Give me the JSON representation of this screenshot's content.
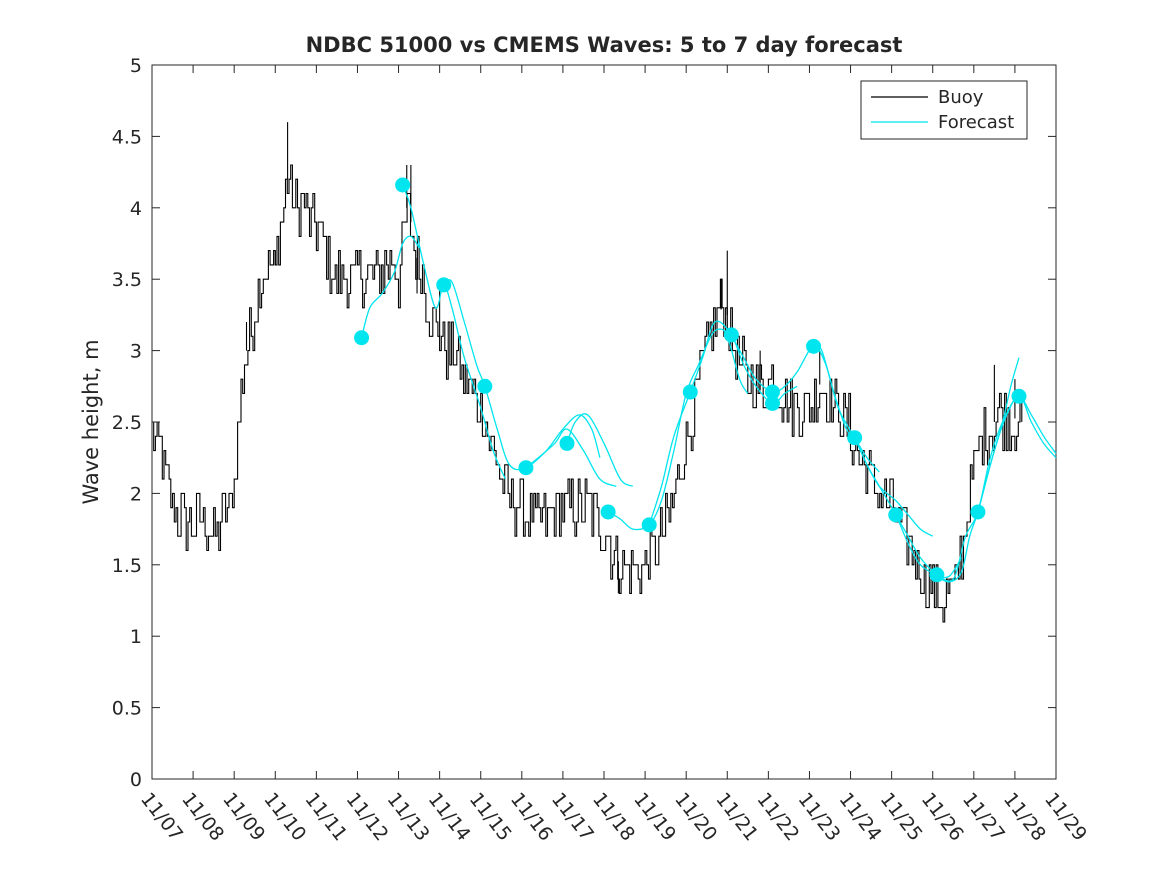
{
  "chart_data": {
    "type": "line",
    "title": "NDBC 51000 vs CMEMS Waves: 5 to 7 day forecast",
    "xlabel": "",
    "ylabel": "Wave height, m",
    "xlim": [
      0,
      22
    ],
    "ylim": [
      0,
      5
    ],
    "x_ticks": [
      0,
      1,
      2,
      3,
      4,
      5,
      6,
      7,
      8,
      9,
      10,
      11,
      12,
      13,
      14,
      15,
      16,
      17,
      18,
      19,
      20,
      21,
      22
    ],
    "x_tick_labels": [
      "11/07",
      "11/08",
      "11/09",
      "11/10",
      "11/11",
      "11/12",
      "11/13",
      "11/14",
      "11/15",
      "11/16",
      "11/17",
      "11/18",
      "11/19",
      "11/20",
      "11/21",
      "11/22",
      "11/23",
      "11/24",
      "11/25",
      "11/26",
      "11/27",
      "11/28",
      "11/29"
    ],
    "y_ticks": [
      0,
      0.5,
      1,
      1.5,
      2,
      2.5,
      3,
      3.5,
      4,
      4.5,
      5
    ],
    "y_tick_labels": [
      "0",
      "0.5",
      "1",
      "1.5",
      "2",
      "2.5",
      "3",
      "3.5",
      "4",
      "4.5",
      "5"
    ],
    "legend": {
      "placement": "top-right",
      "entries": [
        {
          "label": "Buoy",
          "color": "#000000"
        },
        {
          "label": "Forecast",
          "color": "#00e5ee"
        }
      ]
    },
    "series": [
      {
        "name": "Buoy",
        "color": "#000000",
        "kind": "noisy-line",
        "points": [
          [
            0,
            2.4
          ],
          [
            0.2,
            2.3
          ],
          [
            0.3,
            2.1
          ],
          [
            0.5,
            1.9
          ],
          [
            0.8,
            1.8
          ],
          [
            1.0,
            1.8
          ],
          [
            1.3,
            1.8
          ],
          [
            1.5,
            1.7
          ],
          [
            1.7,
            1.8
          ],
          [
            1.9,
            1.9
          ],
          [
            2.0,
            2.1
          ],
          [
            2.1,
            2.5
          ],
          [
            2.2,
            2.8
          ],
          [
            2.3,
            3.0
          ],
          [
            2.4,
            3.1
          ],
          [
            2.5,
            3.3
          ],
          [
            2.6,
            3.5
          ],
          [
            2.8,
            3.6
          ],
          [
            3.0,
            3.6
          ],
          [
            3.1,
            3.9
          ],
          [
            3.2,
            4.0
          ],
          [
            3.3,
            4.2
          ],
          [
            3.4,
            4.1
          ],
          [
            3.5,
            4.0
          ],
          [
            3.7,
            4.0
          ],
          [
            3.9,
            3.9
          ],
          [
            4.1,
            3.8
          ],
          [
            4.3,
            3.6
          ],
          [
            4.5,
            3.5
          ],
          [
            4.7,
            3.5
          ],
          [
            4.9,
            3.5
          ],
          [
            5.1,
            3.55
          ],
          [
            5.3,
            3.5
          ],
          [
            5.5,
            3.5
          ],
          [
            5.7,
            3.6
          ],
          [
            5.9,
            3.65
          ],
          [
            6.0,
            3.5
          ],
          [
            6.1,
            3.8
          ],
          [
            6.2,
            4.0
          ],
          [
            6.3,
            3.9
          ],
          [
            6.4,
            3.7
          ],
          [
            6.5,
            3.6
          ],
          [
            6.6,
            3.5
          ],
          [
            6.8,
            3.2
          ],
          [
            7.0,
            3.1
          ],
          [
            7.2,
            3.0
          ],
          [
            7.4,
            2.95
          ],
          [
            7.6,
            2.8
          ],
          [
            7.8,
            2.7
          ],
          [
            8.0,
            2.6
          ],
          [
            8.2,
            2.4
          ],
          [
            8.4,
            2.2
          ],
          [
            8.6,
            2.0
          ],
          [
            8.8,
            1.95
          ],
          [
            9.0,
            1.9
          ],
          [
            9.2,
            1.85
          ],
          [
            9.5,
            1.8
          ],
          [
            9.8,
            1.85
          ],
          [
            10.0,
            1.9
          ],
          [
            10.3,
            1.9
          ],
          [
            10.6,
            1.9
          ],
          [
            10.9,
            1.8
          ],
          [
            11.0,
            1.75
          ],
          [
            11.2,
            1.6
          ],
          [
            11.4,
            1.5
          ],
          [
            11.6,
            1.45
          ],
          [
            11.8,
            1.5
          ],
          [
            12.0,
            1.5
          ],
          [
            12.2,
            1.6
          ],
          [
            12.4,
            1.7
          ],
          [
            12.6,
            1.85
          ],
          [
            12.8,
            2.1
          ],
          [
            13.0,
            2.4
          ],
          [
            13.2,
            2.6
          ],
          [
            13.4,
            2.9
          ],
          [
            13.6,
            3.1
          ],
          [
            13.8,
            3.3
          ],
          [
            14.0,
            3.25
          ],
          [
            14.1,
            3.1
          ],
          [
            14.3,
            2.9
          ],
          [
            14.5,
            2.8
          ],
          [
            14.7,
            2.75
          ],
          [
            14.9,
            2.7
          ],
          [
            15.1,
            2.8
          ],
          [
            15.3,
            2.7
          ],
          [
            15.5,
            2.65
          ],
          [
            15.7,
            2.6
          ],
          [
            15.9,
            2.6
          ],
          [
            16.1,
            2.65
          ],
          [
            16.3,
            2.8
          ],
          [
            16.5,
            2.65
          ],
          [
            16.7,
            2.6
          ],
          [
            16.9,
            2.5
          ],
          [
            17.1,
            2.35
          ],
          [
            17.3,
            2.2
          ],
          [
            17.5,
            2.1
          ],
          [
            17.7,
            2.0
          ],
          [
            17.9,
            1.95
          ],
          [
            18.1,
            1.85
          ],
          [
            18.3,
            1.7
          ],
          [
            18.5,
            1.6
          ],
          [
            18.7,
            1.45
          ],
          [
            18.9,
            1.35
          ],
          [
            19.1,
            1.3
          ],
          [
            19.3,
            1.25
          ],
          [
            19.5,
            1.3
          ],
          [
            19.7,
            1.6
          ],
          [
            19.9,
            2.0
          ],
          [
            20.1,
            2.3
          ],
          [
            20.3,
            2.4
          ],
          [
            20.5,
            2.5
          ],
          [
            20.7,
            2.55
          ],
          [
            20.9,
            2.5
          ],
          [
            21.1,
            2.55
          ],
          [
            21.2,
            2.4
          ]
        ],
        "spikes": [
          [
            3.3,
            4.6
          ],
          [
            3.0,
            3.7
          ],
          [
            6.2,
            4.3
          ],
          [
            6.3,
            4.3
          ],
          [
            14.0,
            3.7
          ],
          [
            13.85,
            3.5
          ],
          [
            16.25,
            3.0
          ],
          [
            11.35,
            1.3
          ],
          [
            2.3,
            3.2
          ],
          [
            6.45,
            3.4
          ],
          [
            7.0,
            3.5
          ],
          [
            14.8,
            3.0
          ],
          [
            21.0,
            2.8
          ],
          [
            20.5,
            2.9
          ]
        ]
      },
      {
        "name": "Forecast",
        "color": "#00e5ee",
        "kind": "line-with-markers",
        "segments": [
          [
            [
              5.1,
              3.09
            ],
            [
              5.3,
              3.3
            ],
            [
              5.6,
              3.4
            ],
            [
              5.9,
              3.55
            ],
            [
              6.1,
              3.75
            ],
            [
              6.3,
              3.8
            ],
            [
              6.5,
              3.72
            ]
          ],
          [
            [
              6.1,
              4.16
            ],
            [
              6.3,
              4.0
            ],
            [
              6.6,
              3.62
            ],
            [
              6.9,
              3.3
            ],
            [
              7.1,
              3.46
            ],
            [
              7.3,
              3.3
            ],
            [
              7.6,
              2.95
            ],
            [
              8.0,
              2.6
            ],
            [
              8.3,
              2.3
            ],
            [
              8.6,
              2.1
            ]
          ],
          [
            [
              7.1,
              3.46
            ],
            [
              7.3,
              3.48
            ],
            [
              7.6,
              3.2
            ],
            [
              7.9,
              2.9
            ],
            [
              8.1,
              2.75
            ],
            [
              8.4,
              2.45
            ],
            [
              8.7,
              2.2
            ],
            [
              9.1,
              2.18
            ],
            [
              9.6,
              2.3
            ],
            [
              10.0,
              2.45
            ],
            [
              10.4,
              2.55
            ],
            [
              10.7,
              2.45
            ],
            [
              10.9,
              2.25
            ]
          ],
          [
            [
              9.1,
              2.18
            ],
            [
              9.4,
              2.25
            ],
            [
              9.8,
              2.35
            ],
            [
              10.1,
              2.45
            ],
            [
              10.5,
              2.3
            ],
            [
              10.9,
              2.1
            ],
            [
              11.3,
              2.05
            ]
          ],
          [
            [
              10.1,
              2.35
            ],
            [
              10.3,
              2.5
            ],
            [
              10.6,
              2.55
            ],
            [
              11.0,
              2.35
            ],
            [
              11.4,
              2.1
            ],
            [
              11.7,
              2.05
            ]
          ],
          [
            [
              11.1,
              1.87
            ],
            [
              11.4,
              1.82
            ],
            [
              11.7,
              1.75
            ],
            [
              12.1,
              1.78
            ],
            [
              12.4,
              1.95
            ],
            [
              12.7,
              2.3
            ],
            [
              13.0,
              2.7
            ],
            [
              13.3,
              2.9
            ],
            [
              13.6,
              3.1
            ],
            [
              13.8,
              3.15
            ],
            [
              14.0,
              3.1
            ],
            [
              14.3,
              2.8
            ],
            [
              14.5,
              2.7
            ]
          ],
          [
            [
              12.1,
              1.78
            ],
            [
              12.4,
              2.05
            ],
            [
              12.7,
              2.4
            ],
            [
              13.1,
              2.71
            ],
            [
              13.4,
              2.95
            ],
            [
              13.7,
              3.2
            ],
            [
              14.1,
              3.11
            ],
            [
              14.4,
              2.9
            ],
            [
              14.7,
              2.75
            ],
            [
              15.1,
              2.63
            ],
            [
              15.4,
              2.7
            ],
            [
              15.7,
              2.75
            ]
          ],
          [
            [
              14.1,
              3.11
            ],
            [
              14.4,
              2.95
            ],
            [
              14.7,
              2.8
            ],
            [
              15.1,
              2.71
            ],
            [
              15.4,
              2.75
            ],
            [
              15.7,
              2.85
            ],
            [
              16.1,
              3.03
            ],
            [
              16.4,
              2.9
            ],
            [
              16.7,
              2.6
            ],
            [
              17.1,
              2.39
            ],
            [
              17.4,
              2.25
            ],
            [
              17.7,
              2.15
            ]
          ],
          [
            [
              16.1,
              3.03
            ],
            [
              16.3,
              3.0
            ],
            [
              16.6,
              2.7
            ],
            [
              16.9,
              2.45
            ],
            [
              17.1,
              2.39
            ],
            [
              17.4,
              2.2
            ],
            [
              17.7,
              2.05
            ],
            [
              18.1,
              1.85
            ],
            [
              18.4,
              1.65
            ],
            [
              18.7,
              1.5
            ],
            [
              19.1,
              1.43
            ],
            [
              19.4,
              1.42
            ],
            [
              19.7,
              1.55
            ]
          ],
          [
            [
              17.1,
              2.39
            ],
            [
              17.4,
              2.2
            ],
            [
              17.7,
              2.05
            ],
            [
              18.1,
              1.95
            ],
            [
              18.4,
              1.85
            ],
            [
              18.7,
              1.75
            ],
            [
              19.0,
              1.7
            ]
          ],
          [
            [
              18.1,
              1.85
            ],
            [
              18.4,
              1.7
            ],
            [
              18.7,
              1.55
            ],
            [
              19.1,
              1.43
            ],
            [
              19.4,
              1.38
            ],
            [
              19.7,
              1.45
            ],
            [
              19.9,
              1.7
            ],
            [
              20.1,
              1.87
            ],
            [
              20.4,
              2.2
            ],
            [
              20.7,
              2.5
            ],
            [
              20.9,
              2.75
            ],
            [
              21.1,
              2.95
            ]
          ],
          [
            [
              19.1,
              1.43
            ],
            [
              19.5,
              1.4
            ],
            [
              19.8,
              1.7
            ],
            [
              20.1,
              1.87
            ],
            [
              20.4,
              2.25
            ],
            [
              20.7,
              2.5
            ],
            [
              21.1,
              2.68
            ],
            [
              21.4,
              2.5
            ],
            [
              21.7,
              2.35
            ],
            [
              22.0,
              2.25
            ]
          ],
          [
            [
              20.1,
              1.87
            ],
            [
              20.5,
              2.3
            ],
            [
              20.8,
              2.55
            ],
            [
              21.1,
              2.68
            ],
            [
              21.4,
              2.55
            ],
            [
              21.7,
              2.4
            ],
            [
              22.0,
              2.28
            ]
          ]
        ],
        "markers": [
          [
            5.1,
            3.09
          ],
          [
            6.1,
            4.16
          ],
          [
            7.1,
            3.46
          ],
          [
            8.1,
            2.75
          ],
          [
            9.1,
            2.18
          ],
          [
            10.1,
            2.35
          ],
          [
            11.1,
            1.87
          ],
          [
            12.1,
            1.78
          ],
          [
            13.1,
            2.71
          ],
          [
            14.1,
            3.11
          ],
          [
            15.1,
            2.63
          ],
          [
            15.1,
            2.71
          ],
          [
            16.1,
            3.03
          ],
          [
            17.1,
            2.39
          ],
          [
            18.1,
            1.85
          ],
          [
            19.1,
            1.43
          ],
          [
            20.1,
            1.87
          ],
          [
            21.1,
            2.68
          ]
        ]
      }
    ]
  }
}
------------------------------------------------------------
EXERCISE PROMPT>
Filter lines by "color" and return each hit.

ANSWER TO THIS PROBLEM>
          "color": "#000000"
          "color": "#00e5ee"
        "color": "#000000",
        "color": "#00e5ee",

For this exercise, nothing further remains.